─── Selected excerpt
Table 1: Demographics and other characteristics of study participants.

Vaccination side-effects and vaccine type

Data on a total of 11 potential vaccination side-effects for each dose of the vaccine were collected, including: Pain at the injection site, rash at the injection site, fever/chills, headache, body ache, fatigue, nausea, diarrhea, abdominal pain, rash at an area other than the injection side, and redness at the injection site. In addition, study participants were asked about whether they experienced severe side effects, including hives and anaphylaxis.

Multivariate logistic regression was used to estimate the relationship between each side effect (yes/no) and vaccine type (Pfizer-BioNtech, Moderna, Johnson & Johnson). Models were adjusted for age, previous infection (defined as a reactive antibody result at timepoints prior to timepoint 1 and 2), and sex. Models were also stratified by sex to assess effect measure modification. The reported side-effects for the singledose Johnson & Johnson vaccine were compared to the second dose of the two-dose Pfizer-BioNtech and Moderna vaccines. We additionally used Poisson regression to determine whether the count of total sideeffects reported by subjects was associated with vaccine type.

Vaccination antibody response and side-effects

To assess whether increased side-effects were associated with vaccination antibody response (measured by Ortho VITOROS S/C ratio), we first generated a subset our sample of subjects at time point 1 of the study who had at least 14 days between their last vaccination dose and the collection of their blood sample. We used multivariable linear regression to estimate the relationship between side-effects (yes/no) and antibody S/C ratio, adjusting for age, sex, number of days between vaccination and blood draw, and vaccine type. Analyses were stratified by those who were 14 days past their first vaccination dose and those who were 14 days past their second vaccination dose.
──────
─── Entries shown
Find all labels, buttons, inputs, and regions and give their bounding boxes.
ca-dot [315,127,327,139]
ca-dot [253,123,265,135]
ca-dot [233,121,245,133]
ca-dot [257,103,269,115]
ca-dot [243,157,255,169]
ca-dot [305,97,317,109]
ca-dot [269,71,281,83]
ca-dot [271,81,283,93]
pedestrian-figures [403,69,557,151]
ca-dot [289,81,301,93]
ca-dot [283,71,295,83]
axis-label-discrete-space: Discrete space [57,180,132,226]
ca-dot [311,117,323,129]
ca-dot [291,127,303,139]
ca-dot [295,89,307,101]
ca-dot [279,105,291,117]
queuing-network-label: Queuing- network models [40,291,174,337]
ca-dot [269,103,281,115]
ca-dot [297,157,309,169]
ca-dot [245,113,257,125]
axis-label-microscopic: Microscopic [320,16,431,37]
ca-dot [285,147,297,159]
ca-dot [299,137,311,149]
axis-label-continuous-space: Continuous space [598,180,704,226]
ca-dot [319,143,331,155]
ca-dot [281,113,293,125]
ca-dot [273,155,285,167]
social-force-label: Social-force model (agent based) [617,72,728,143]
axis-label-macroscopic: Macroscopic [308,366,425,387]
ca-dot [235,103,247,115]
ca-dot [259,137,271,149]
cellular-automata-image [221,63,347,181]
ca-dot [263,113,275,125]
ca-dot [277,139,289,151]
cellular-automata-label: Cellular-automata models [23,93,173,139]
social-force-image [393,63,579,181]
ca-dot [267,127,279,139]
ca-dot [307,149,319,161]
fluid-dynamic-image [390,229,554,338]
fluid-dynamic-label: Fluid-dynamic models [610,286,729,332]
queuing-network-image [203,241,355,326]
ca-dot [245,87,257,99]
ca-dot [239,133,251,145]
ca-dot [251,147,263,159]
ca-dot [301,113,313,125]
──────
### [Parts of the exercise]
1. For the vaccine side-effects methods text, mark each statement yes or no and quote the text's deciding words: (a) data were collected on 11 potential side-effects for each vaccine dose; (b) the regression models were adjusted for age, previous infection, and race; (c) side-effects of the Johnson & Johnson vaccine were compared to those after the first dose of the Pfizer-BioNtech and Moderna vaccines.
2. Extend the vaccine side-effects methods text past its last sentence.
The data above are separate material, unrelated to the vaccine side-effects methods text.

### [Answers to the exercise]
1.
(a) Yes: "Data on a total of 11 potential vaccination side-effects for each dose of the vaccine were collected"
(b) No: "Models were adjusted for age, previous infection (defined as a reactive antibody result at timepoints prior to timepoint 1 and 2), and sex."
(c) No: "The reported side-effects for the singledose Johnson & Johnson vaccine were compared to the second dose of the two-dose Pfizer-BioNtech and Moderna vaccines."

2.
Vaccination antibody response and age and sex

In order to assess the relationship between vaccination antibody response and subject age, we first generated a subset our sample consisting of subjects at timepoint 1 of the study who reported receiving at least one dose of the COVID-19 vaccine and had a recorded antibody S/C ratio. Of the total 4,714 subjects in round three, 2,049 had received at least one vaccination dose and had an S/C ratio recorded. Since only one subject reported receiving the Johnson & Johnson. Vaccine by this timepoint, only the 2,048 who received Pfizer-BioNtech or Moderna were included.

We used multivariable linear regression with log transformed S/C ratio as the outcome and binary age as the predictor (<65, >=65 years old), adjusting for sex and the number of days between vaccination dose and blood draw. Analyses were stratified according to whether subjects had received only one dose of the vaccine or both doses of the vaccine by the time of blood collection.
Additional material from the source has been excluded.